>> start Dataset entries
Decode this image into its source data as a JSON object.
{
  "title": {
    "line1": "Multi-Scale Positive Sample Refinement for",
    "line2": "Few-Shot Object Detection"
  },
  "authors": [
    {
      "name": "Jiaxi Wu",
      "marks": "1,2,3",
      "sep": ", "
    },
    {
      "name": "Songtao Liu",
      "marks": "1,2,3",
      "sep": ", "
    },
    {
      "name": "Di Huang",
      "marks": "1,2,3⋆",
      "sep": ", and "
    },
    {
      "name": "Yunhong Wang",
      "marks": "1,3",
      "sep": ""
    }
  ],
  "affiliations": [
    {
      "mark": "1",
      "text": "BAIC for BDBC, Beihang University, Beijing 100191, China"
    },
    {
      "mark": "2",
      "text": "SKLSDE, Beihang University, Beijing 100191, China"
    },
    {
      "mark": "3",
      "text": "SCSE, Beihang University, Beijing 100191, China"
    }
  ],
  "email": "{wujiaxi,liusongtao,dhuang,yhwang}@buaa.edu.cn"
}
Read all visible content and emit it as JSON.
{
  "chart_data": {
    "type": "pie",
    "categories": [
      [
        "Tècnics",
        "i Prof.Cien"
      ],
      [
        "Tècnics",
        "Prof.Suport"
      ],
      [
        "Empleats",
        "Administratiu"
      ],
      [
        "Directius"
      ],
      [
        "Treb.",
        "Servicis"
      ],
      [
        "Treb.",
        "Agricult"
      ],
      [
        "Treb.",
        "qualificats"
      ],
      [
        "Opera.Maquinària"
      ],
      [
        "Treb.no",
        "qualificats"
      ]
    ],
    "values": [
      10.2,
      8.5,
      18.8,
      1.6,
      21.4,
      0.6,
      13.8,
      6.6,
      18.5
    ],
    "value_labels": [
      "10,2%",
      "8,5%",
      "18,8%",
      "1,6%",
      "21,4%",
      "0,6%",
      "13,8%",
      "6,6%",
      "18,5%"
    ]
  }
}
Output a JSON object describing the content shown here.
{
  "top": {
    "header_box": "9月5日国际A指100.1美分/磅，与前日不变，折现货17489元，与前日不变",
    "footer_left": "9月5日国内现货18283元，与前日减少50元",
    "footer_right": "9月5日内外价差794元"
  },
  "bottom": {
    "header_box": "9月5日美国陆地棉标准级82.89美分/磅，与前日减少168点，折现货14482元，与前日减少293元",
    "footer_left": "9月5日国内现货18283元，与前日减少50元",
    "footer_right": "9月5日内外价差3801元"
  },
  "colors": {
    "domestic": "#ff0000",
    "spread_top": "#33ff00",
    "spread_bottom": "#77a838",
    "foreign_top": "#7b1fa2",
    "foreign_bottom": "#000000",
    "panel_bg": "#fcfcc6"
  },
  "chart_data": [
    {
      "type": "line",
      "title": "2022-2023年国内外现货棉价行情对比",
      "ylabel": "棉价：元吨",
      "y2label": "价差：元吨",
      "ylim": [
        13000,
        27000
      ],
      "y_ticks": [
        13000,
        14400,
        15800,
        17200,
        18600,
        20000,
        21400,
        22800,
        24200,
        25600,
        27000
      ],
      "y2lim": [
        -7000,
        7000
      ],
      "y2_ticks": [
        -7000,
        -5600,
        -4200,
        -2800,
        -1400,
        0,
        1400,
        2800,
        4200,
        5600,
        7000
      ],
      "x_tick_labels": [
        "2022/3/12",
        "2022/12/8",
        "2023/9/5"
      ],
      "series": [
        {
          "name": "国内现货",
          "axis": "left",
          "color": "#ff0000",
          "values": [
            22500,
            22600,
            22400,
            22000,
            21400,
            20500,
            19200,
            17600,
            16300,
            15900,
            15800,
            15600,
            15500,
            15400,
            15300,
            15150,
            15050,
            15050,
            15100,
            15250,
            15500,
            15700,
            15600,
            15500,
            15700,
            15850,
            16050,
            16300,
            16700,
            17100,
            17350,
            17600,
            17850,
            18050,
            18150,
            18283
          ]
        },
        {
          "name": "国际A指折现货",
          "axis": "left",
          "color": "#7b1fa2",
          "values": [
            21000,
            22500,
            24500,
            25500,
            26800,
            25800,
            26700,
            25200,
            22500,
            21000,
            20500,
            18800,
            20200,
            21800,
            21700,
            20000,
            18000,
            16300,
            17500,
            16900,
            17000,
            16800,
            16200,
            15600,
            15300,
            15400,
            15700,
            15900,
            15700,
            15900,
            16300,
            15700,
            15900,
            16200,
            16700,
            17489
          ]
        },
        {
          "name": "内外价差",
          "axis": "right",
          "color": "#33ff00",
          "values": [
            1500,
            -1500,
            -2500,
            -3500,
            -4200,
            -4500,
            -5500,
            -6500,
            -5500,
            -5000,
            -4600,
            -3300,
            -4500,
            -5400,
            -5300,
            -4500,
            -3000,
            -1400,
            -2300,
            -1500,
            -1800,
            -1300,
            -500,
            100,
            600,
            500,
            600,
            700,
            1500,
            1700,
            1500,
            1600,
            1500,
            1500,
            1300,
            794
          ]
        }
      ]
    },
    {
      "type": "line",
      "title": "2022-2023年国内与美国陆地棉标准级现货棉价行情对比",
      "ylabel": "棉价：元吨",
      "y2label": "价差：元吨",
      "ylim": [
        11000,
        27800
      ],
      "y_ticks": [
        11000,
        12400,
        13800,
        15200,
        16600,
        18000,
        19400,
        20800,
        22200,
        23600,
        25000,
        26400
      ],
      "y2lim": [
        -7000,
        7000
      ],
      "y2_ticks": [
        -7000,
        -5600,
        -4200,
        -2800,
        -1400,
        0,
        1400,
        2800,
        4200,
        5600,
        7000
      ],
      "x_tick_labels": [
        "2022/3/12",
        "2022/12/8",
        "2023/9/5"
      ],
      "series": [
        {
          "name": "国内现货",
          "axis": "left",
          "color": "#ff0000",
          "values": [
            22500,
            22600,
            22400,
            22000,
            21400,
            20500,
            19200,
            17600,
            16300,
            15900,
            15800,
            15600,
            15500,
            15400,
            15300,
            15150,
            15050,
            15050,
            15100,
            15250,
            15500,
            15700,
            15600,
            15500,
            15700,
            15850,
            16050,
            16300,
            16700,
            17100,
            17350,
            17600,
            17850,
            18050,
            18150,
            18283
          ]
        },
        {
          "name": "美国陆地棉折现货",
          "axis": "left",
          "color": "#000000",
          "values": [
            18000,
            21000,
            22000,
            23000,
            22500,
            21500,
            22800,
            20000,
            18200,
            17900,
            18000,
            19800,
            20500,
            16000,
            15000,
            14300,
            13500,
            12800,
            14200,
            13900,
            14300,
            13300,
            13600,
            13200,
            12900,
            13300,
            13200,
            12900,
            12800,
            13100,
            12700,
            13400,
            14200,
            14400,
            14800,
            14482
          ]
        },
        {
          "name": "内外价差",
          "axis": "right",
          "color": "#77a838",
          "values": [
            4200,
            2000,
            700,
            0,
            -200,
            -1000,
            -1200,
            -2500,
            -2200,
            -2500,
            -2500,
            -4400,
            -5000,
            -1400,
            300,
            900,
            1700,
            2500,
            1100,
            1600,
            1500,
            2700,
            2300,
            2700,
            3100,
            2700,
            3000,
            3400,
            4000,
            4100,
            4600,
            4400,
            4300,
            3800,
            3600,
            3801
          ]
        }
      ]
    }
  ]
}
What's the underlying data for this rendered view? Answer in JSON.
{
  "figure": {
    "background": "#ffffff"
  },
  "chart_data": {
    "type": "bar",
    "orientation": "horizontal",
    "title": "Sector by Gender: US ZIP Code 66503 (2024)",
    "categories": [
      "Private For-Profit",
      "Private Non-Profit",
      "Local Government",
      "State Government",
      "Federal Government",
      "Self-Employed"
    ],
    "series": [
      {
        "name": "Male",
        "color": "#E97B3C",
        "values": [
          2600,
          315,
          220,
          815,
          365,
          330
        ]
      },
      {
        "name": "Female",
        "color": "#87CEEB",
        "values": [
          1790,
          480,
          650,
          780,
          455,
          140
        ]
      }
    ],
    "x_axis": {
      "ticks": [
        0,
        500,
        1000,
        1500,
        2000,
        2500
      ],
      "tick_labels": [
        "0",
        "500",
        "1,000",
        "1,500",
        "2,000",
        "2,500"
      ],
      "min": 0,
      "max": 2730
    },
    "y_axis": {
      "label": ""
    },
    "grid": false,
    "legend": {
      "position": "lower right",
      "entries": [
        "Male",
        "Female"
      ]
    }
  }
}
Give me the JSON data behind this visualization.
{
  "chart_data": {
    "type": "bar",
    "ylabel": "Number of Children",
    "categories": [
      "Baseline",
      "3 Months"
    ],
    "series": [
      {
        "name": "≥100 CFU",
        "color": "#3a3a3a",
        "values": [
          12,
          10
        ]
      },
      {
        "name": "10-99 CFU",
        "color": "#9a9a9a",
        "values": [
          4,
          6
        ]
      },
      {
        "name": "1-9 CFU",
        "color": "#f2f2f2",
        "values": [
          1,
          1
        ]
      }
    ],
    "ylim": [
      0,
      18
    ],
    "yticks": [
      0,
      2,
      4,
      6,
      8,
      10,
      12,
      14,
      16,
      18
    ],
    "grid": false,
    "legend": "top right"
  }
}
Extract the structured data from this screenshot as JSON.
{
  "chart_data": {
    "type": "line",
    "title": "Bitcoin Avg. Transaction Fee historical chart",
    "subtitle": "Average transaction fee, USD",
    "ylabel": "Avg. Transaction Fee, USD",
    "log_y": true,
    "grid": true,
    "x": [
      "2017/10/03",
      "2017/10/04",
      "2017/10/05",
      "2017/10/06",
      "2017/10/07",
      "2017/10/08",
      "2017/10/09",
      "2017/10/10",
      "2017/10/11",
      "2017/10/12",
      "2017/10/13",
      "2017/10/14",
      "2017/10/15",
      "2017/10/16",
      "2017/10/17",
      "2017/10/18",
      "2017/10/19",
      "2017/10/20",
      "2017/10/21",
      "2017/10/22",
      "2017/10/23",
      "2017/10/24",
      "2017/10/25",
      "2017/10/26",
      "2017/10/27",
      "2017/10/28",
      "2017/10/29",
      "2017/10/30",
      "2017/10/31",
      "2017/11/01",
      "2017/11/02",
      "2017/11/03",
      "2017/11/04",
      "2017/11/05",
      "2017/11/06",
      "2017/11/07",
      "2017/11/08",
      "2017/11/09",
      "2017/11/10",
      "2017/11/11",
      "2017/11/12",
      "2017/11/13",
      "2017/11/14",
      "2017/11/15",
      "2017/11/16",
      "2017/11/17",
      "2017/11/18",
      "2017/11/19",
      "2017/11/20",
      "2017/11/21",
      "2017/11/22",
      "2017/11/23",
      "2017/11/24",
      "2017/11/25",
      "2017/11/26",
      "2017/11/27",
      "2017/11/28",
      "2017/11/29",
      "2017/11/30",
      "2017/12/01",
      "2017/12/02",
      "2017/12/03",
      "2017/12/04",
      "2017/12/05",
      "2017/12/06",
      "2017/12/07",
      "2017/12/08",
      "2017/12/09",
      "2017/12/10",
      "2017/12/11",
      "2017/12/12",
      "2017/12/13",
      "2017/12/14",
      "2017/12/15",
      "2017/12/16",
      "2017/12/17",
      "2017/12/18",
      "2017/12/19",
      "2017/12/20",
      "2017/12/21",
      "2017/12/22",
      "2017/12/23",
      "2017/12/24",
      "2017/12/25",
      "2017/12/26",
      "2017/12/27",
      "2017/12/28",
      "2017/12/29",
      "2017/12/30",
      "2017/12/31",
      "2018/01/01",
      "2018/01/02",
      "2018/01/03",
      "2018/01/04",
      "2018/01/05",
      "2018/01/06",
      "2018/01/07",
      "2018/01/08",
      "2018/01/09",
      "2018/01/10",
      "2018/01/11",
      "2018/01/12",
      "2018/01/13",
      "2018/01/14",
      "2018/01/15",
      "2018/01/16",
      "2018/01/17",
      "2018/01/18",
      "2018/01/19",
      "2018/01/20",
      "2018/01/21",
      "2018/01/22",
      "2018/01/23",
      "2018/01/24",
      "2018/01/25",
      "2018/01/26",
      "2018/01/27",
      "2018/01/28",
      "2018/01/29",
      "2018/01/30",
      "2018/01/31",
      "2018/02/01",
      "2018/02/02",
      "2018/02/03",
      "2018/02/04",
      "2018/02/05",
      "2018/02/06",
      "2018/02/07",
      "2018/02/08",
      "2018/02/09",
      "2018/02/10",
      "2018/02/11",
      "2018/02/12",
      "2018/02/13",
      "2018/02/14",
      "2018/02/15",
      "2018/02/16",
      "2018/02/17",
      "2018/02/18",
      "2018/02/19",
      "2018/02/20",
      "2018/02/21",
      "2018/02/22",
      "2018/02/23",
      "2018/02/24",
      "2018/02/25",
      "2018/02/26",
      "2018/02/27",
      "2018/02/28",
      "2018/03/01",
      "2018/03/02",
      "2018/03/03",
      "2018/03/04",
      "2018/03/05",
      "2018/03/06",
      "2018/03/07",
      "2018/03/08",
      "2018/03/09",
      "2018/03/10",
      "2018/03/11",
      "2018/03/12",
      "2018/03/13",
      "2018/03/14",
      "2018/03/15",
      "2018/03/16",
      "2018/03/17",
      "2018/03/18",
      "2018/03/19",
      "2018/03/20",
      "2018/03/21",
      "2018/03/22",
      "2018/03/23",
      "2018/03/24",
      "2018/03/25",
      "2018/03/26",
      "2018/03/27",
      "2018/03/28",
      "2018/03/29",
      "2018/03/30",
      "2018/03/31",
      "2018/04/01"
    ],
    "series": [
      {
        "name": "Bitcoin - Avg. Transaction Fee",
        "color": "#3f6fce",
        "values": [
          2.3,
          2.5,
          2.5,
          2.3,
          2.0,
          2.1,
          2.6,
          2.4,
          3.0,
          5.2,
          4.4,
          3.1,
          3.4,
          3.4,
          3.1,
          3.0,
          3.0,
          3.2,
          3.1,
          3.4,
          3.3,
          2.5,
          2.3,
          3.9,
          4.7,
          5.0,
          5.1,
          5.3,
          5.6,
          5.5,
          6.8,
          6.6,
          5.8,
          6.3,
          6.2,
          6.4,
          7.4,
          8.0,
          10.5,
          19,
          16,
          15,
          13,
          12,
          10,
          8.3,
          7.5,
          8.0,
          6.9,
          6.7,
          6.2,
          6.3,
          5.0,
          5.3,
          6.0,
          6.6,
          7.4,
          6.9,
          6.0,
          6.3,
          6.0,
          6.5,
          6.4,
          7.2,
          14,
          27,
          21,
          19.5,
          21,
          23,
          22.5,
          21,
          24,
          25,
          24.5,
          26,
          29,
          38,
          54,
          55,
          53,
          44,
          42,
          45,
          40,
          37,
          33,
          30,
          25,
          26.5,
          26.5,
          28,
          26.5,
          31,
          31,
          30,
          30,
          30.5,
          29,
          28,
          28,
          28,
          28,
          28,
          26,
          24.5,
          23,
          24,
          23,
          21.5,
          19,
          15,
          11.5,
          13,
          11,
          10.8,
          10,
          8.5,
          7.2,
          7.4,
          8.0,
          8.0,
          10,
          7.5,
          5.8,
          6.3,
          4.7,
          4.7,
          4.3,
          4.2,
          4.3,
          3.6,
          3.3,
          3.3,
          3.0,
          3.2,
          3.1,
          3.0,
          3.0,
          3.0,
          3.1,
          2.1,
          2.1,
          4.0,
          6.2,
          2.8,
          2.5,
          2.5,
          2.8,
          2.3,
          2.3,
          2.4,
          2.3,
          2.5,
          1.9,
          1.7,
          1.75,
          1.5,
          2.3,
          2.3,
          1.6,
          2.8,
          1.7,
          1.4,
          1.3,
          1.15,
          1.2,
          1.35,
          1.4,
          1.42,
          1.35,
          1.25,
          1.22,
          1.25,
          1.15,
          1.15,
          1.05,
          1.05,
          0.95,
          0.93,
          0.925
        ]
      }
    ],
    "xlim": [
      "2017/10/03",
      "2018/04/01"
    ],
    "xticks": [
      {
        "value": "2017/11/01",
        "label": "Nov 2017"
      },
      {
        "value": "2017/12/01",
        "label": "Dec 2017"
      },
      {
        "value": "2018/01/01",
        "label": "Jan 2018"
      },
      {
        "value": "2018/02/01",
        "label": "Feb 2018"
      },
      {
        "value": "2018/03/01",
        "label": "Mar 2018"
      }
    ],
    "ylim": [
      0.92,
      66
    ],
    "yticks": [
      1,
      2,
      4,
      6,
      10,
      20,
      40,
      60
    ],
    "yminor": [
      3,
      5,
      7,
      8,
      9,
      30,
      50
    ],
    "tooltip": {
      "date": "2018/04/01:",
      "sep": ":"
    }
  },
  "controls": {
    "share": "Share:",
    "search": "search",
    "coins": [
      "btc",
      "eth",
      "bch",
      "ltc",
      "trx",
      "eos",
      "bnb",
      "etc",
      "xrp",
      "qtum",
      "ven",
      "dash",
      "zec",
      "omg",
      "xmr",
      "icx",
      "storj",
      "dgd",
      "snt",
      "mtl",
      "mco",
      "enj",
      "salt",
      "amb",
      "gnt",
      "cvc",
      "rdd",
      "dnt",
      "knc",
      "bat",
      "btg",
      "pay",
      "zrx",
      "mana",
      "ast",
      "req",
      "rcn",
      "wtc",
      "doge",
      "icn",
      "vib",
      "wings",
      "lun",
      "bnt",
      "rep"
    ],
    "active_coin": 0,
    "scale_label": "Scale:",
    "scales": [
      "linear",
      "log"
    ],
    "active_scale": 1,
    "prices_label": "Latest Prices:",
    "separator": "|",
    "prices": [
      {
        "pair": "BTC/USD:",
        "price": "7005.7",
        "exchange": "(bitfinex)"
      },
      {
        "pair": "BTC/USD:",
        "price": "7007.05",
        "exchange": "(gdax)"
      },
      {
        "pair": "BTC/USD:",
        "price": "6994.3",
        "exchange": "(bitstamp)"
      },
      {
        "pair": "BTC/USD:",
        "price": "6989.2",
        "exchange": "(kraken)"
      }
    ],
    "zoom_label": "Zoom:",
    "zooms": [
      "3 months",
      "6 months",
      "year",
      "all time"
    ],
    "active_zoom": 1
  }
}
>> end Dataset entries
§ Set exercise:
Scan the material above and determine how many lines include the word "ylabel"; report only the number.

§ Exercise solution:
4